» **Given problem**
Output the material below in full, exactly as it is.

» **Source records**
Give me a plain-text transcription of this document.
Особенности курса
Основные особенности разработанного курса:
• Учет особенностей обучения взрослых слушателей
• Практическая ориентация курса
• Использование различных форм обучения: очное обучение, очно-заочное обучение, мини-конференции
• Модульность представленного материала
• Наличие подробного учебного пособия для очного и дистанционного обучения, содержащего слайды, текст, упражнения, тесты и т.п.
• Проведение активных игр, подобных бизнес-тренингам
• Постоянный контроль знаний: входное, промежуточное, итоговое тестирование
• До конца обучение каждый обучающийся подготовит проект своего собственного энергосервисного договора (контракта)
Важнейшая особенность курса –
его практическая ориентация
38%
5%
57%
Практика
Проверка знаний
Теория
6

» **Final answer**
Give me a plain-text transcription of this document.
Особенности курса
Основные особенности разработанного курса:
• Учет особенностей обучения взрослых слушателей
• Практическая ориентация курса
• Использование различных форм обучения: очное обучение, очно-заочное обучение, мини-конференции
• Модульность представленного материала
• Наличие подробного учебного пособия для очного и дистанционного обучения, содержащего слайды, текст, упражнения, тесты и т.п.
• Проведение активных игр, подобных бизнес-тренингам
• Постоянный контроль знаний: входное, промежуточное, итоговое тестирование
• До конца обучение каждый обучающийся подготовит проект своего собственного энергосервисного договора (контракта)
Важнейшая особенность курса –
его практическая ориентация
38%
5%
57%
Практика
Проверка знаний
Теория
6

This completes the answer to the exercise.